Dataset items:
━━━━━━━━━━━━━━━━━━━━━━━━━━━━━━

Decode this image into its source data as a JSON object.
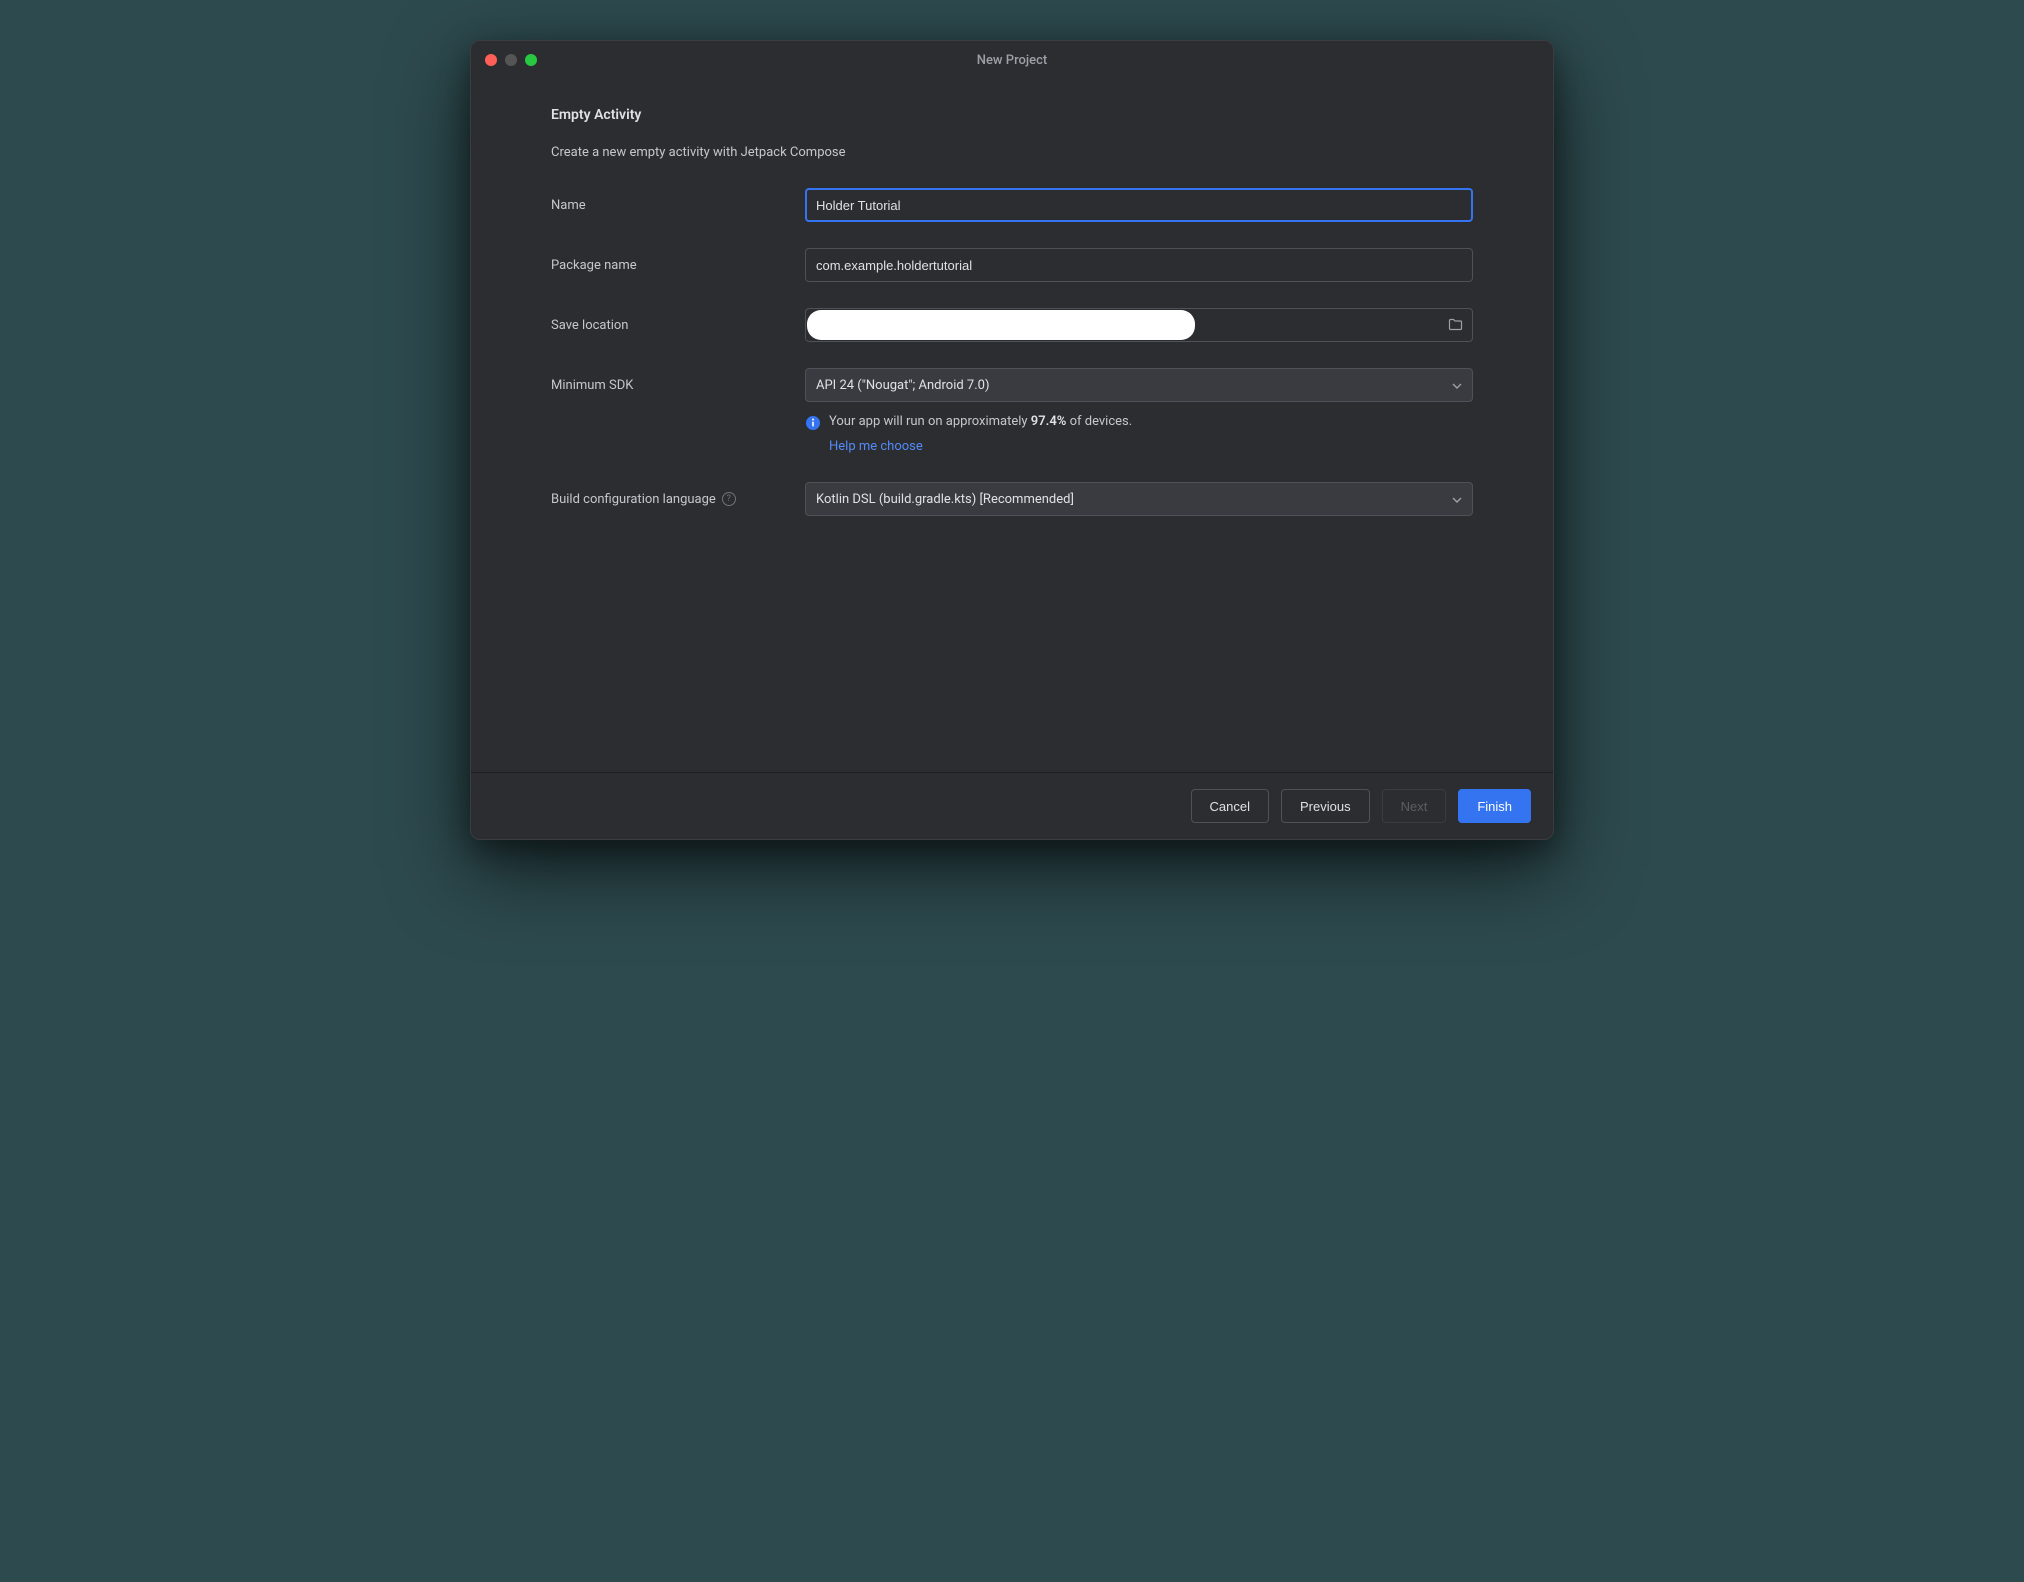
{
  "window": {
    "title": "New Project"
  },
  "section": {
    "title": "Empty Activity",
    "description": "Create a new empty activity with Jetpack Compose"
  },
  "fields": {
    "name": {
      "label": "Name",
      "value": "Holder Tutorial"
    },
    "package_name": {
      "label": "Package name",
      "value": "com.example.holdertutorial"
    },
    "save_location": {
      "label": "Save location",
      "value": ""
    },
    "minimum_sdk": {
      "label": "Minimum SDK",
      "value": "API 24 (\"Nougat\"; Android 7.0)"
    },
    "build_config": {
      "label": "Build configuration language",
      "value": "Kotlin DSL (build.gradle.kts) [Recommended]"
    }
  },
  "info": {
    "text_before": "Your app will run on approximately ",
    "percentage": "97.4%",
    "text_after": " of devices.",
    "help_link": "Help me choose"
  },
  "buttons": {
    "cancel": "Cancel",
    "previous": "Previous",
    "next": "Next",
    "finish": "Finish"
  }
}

━━━━━━━━━━━━━━━━━━━━━━━━━━━━━━

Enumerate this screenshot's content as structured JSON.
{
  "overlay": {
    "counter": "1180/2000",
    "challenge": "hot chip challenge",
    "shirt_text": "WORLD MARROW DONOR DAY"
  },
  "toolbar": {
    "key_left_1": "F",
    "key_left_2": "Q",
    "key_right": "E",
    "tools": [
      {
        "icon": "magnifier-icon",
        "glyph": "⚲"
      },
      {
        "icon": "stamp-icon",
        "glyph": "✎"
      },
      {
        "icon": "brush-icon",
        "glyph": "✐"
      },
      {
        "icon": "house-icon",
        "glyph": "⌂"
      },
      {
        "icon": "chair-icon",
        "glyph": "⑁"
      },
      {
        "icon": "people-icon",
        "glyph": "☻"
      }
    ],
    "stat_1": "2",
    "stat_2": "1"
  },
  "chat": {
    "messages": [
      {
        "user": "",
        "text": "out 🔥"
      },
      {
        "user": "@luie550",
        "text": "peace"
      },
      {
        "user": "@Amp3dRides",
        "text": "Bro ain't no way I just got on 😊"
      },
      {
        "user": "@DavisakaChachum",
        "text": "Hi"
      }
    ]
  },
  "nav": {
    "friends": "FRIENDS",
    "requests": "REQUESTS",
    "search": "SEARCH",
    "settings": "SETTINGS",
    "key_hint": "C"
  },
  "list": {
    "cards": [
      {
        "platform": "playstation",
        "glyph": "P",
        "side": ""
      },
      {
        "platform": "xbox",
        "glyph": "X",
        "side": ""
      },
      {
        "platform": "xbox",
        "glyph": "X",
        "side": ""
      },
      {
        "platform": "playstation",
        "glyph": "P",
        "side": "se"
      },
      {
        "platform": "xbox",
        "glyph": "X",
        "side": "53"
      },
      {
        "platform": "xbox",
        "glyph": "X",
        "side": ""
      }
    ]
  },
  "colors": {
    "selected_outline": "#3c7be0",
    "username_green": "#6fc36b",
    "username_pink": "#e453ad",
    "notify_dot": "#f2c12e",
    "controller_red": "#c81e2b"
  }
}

━━━━━━━━━━━━━━━━━━━━━━━━━━━━━━

__WORK TO BE COMPLETED__:
Look through the material above and pick out each line holding the word "value".

__EXERCISE ANSWER__:
      "value": "Holder Tutorial"
      "value": "com.example.holdertutorial"
      "value": ""
      "value": "API 24 (\"Nougat\"; Android 7.0)"
      "value": "Kotlin DSL (build.gradle.kts) [Recommended]"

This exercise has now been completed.